▶ _Material supplied_
******
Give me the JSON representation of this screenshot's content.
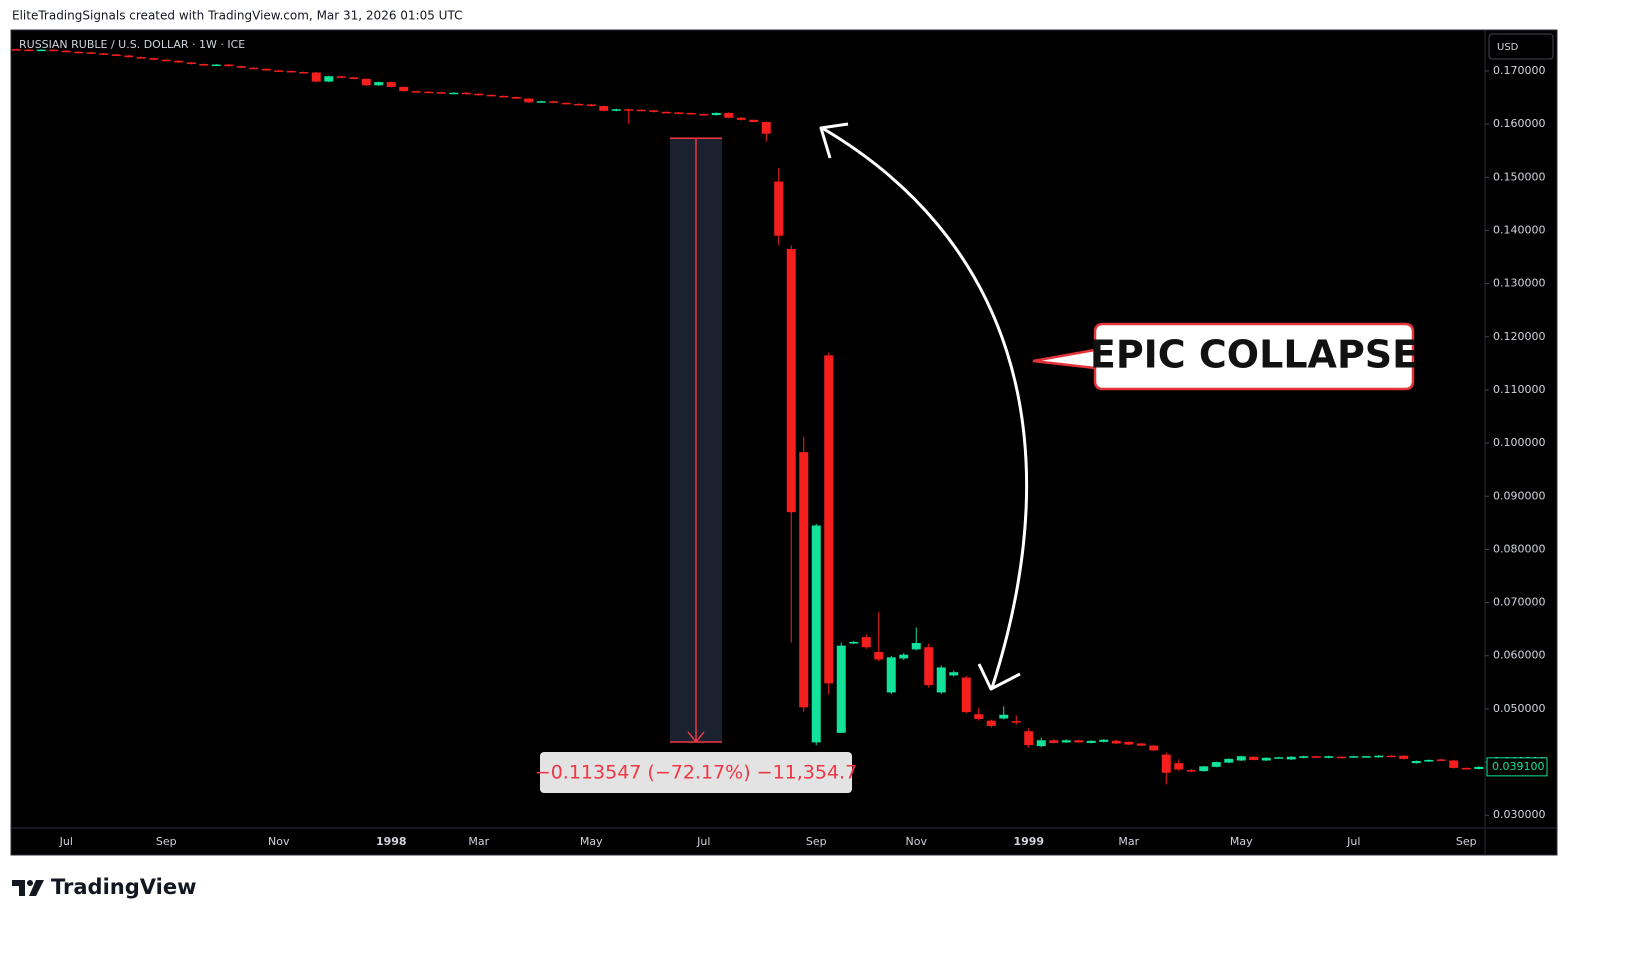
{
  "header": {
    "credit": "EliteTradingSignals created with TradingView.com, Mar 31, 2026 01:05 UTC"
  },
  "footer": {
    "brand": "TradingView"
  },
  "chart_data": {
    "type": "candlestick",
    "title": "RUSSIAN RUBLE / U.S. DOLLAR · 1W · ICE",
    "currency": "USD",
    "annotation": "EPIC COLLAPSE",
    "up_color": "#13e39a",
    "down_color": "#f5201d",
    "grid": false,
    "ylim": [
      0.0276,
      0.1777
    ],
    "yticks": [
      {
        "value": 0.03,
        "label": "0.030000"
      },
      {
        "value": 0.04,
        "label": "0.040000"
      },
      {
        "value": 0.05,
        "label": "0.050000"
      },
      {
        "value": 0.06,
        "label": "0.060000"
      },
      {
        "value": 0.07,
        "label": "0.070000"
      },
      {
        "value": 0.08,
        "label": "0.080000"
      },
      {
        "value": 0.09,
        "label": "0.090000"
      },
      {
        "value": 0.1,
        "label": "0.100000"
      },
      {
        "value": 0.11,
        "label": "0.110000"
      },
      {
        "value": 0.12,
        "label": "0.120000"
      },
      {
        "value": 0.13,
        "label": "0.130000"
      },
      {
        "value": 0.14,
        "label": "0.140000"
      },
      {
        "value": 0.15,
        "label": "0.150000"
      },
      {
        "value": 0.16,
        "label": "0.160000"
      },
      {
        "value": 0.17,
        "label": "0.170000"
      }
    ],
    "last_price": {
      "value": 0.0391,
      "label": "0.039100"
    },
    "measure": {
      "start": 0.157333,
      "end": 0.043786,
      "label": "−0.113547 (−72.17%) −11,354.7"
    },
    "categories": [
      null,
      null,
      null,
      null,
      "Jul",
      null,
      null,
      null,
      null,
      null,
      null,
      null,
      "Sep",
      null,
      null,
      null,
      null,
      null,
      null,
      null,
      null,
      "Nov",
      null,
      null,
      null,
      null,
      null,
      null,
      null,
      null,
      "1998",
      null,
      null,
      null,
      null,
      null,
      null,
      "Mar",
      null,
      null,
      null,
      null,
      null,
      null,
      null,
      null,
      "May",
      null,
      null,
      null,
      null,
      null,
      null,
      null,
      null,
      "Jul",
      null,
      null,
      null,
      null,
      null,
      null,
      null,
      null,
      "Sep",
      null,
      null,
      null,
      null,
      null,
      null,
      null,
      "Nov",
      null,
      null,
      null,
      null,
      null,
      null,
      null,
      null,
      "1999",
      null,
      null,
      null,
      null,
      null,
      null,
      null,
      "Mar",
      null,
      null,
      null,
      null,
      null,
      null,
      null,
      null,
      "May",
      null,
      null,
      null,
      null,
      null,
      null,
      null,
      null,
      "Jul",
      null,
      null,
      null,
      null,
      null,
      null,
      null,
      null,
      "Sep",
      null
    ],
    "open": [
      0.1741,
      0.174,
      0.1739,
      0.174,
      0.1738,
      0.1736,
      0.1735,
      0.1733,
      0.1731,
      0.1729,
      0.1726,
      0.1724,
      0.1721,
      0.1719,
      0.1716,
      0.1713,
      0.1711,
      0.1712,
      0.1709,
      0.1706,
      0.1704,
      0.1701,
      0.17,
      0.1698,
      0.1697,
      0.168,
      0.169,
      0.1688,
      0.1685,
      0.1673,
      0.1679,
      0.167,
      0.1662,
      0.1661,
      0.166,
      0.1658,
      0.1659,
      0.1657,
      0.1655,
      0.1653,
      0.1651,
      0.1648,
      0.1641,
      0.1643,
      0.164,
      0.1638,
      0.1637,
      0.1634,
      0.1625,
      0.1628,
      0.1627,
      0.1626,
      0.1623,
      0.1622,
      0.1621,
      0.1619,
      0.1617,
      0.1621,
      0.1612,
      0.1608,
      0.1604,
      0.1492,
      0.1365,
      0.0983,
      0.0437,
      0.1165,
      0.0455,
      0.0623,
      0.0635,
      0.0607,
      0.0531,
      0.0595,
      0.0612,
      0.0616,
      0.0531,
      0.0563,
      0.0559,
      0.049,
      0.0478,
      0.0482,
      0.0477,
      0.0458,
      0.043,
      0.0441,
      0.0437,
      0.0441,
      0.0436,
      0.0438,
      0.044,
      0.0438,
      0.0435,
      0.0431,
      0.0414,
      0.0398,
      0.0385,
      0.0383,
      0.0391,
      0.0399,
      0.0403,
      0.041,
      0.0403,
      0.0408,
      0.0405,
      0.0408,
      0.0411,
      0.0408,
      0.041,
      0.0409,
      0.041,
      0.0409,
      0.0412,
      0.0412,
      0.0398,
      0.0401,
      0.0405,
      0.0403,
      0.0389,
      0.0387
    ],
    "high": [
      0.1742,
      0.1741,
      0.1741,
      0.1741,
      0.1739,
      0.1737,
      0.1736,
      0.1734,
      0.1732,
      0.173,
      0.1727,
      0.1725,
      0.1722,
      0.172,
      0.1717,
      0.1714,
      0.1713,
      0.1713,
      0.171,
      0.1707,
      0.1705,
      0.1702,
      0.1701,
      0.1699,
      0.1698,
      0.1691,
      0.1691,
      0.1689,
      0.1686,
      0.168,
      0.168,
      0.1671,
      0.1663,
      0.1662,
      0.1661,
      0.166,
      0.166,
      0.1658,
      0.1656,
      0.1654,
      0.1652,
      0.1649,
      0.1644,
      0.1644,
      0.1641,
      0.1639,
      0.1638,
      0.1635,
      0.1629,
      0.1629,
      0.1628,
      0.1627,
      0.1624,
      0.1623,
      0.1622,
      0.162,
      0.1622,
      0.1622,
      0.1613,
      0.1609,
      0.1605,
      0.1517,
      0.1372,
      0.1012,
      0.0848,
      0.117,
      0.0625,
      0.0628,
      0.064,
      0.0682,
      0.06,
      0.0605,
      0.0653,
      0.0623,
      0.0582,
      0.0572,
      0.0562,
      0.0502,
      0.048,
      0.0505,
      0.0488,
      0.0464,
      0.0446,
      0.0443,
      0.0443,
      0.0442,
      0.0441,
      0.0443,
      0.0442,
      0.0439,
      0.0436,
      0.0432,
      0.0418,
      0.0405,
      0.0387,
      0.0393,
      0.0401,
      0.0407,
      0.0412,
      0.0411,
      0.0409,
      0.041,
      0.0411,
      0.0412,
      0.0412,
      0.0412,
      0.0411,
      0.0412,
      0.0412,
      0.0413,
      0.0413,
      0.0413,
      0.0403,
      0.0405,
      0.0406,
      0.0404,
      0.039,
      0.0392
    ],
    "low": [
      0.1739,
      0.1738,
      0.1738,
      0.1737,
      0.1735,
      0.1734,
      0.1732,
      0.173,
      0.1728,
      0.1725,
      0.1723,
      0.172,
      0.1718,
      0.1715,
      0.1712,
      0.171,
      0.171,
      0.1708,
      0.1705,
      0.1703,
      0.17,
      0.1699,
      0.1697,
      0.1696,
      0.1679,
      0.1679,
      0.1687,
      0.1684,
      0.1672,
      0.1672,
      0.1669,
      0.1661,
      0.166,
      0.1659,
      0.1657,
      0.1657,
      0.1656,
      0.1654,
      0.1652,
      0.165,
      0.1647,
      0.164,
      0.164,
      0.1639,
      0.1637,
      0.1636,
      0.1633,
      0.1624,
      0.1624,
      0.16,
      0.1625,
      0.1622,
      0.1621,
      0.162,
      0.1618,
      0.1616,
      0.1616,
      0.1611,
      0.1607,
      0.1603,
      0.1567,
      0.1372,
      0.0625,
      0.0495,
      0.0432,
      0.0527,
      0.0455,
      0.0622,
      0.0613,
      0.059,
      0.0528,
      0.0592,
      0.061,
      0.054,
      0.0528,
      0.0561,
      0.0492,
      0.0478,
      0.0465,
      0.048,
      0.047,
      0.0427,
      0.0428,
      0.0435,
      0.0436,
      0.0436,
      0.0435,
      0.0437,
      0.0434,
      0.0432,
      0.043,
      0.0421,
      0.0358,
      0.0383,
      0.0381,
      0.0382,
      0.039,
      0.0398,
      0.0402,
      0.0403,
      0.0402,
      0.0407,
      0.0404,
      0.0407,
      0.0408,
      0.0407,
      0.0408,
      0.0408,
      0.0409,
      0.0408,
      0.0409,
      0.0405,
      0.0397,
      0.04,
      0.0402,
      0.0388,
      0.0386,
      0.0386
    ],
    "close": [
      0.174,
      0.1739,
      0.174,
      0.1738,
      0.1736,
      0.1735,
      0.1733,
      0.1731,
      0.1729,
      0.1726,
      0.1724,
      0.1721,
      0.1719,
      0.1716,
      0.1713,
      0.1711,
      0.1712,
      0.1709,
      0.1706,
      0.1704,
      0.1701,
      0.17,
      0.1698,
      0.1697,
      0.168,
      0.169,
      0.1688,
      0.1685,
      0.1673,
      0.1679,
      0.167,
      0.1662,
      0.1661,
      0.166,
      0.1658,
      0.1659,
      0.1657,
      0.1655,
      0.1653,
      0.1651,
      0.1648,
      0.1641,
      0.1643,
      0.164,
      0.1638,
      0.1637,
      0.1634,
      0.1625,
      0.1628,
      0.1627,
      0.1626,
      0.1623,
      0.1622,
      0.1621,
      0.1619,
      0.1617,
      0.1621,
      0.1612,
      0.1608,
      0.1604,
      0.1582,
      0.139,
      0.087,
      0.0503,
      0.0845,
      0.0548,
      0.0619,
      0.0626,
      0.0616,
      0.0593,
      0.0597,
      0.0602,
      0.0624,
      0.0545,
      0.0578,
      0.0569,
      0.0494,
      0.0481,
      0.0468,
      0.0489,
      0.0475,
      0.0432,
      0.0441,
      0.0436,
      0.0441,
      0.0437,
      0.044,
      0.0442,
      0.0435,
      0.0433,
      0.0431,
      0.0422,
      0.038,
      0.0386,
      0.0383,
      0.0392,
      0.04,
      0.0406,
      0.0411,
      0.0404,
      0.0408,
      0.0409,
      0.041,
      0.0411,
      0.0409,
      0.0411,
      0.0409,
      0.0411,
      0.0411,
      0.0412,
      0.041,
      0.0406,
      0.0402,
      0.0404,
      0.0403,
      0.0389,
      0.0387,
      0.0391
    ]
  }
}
******
▶ _Stated exercise_
Search the listing for the word "TradingView". Copy every line in which it occurs.

▶ _Exercise response_
    "credit": "EliteTradingSignals created with TradingView.com, Mar 31, 2026 01:05 UTC"
    "brand": "TradingView"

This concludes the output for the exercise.